**Exercise prompt**
Only the pictures are to be left out; set down the rest of the records exactly.

---+---

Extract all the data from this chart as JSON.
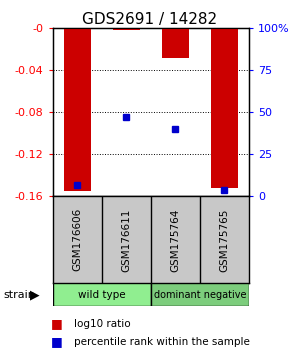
{
  "title": "GDS2691 / 14282",
  "samples": [
    "GSM176606",
    "GSM176611",
    "GSM175764",
    "GSM175765"
  ],
  "log10_ratio": [
    -0.155,
    -0.002,
    -0.028,
    -0.152
  ],
  "percentile_rank": [
    0.07,
    0.47,
    0.4,
    0.04
  ],
  "y_min": -0.16,
  "y_max": 0.0,
  "y_ticks": [
    -0.16,
    -0.12,
    -0.08,
    -0.04,
    0.0
  ],
  "y_tick_labels": [
    "-0.16",
    "-0.12",
    "-0.08",
    "-0.04",
    "-0"
  ],
  "right_y_ticks": [
    0,
    25,
    50,
    75,
    100
  ],
  "right_y_labels": [
    "0",
    "25",
    "50",
    "75",
    "100%"
  ],
  "bar_color": "#CC0000",
  "square_color": "#0000CC",
  "label_box_color": "#C8C8C8",
  "wt_color": "#90EE90",
  "dn_color": "#7CCD7C"
}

---+---

**Exercise result**
Extract all the data from this chart as JSON.
{
  "title": "GDS2691 / 14282",
  "samples": [
    "GSM176606",
    "GSM176611",
    "GSM175764",
    "GSM175765"
  ],
  "log10_ratio": [
    -0.155,
    -0.002,
    -0.028,
    -0.152
  ],
  "percentile_rank": [
    0.07,
    0.47,
    0.4,
    0.04
  ],
  "y_min": -0.16,
  "y_max": 0.0,
  "y_ticks": [
    -0.16,
    -0.12,
    -0.08,
    -0.04,
    0.0
  ],
  "y_tick_labels": [
    "-0.16",
    "-0.12",
    "-0.08",
    "-0.04",
    "-0"
  ],
  "right_y_ticks": [
    0,
    25,
    50,
    75,
    100
  ],
  "right_y_labels": [
    "0",
    "25",
    "50",
    "75",
    "100%"
  ],
  "bar_color": "#CC0000",
  "square_color": "#0000CC",
  "label_box_color": "#C8C8C8",
  "wt_color": "#90EE90",
  "dn_color": "#7CCD7C"
}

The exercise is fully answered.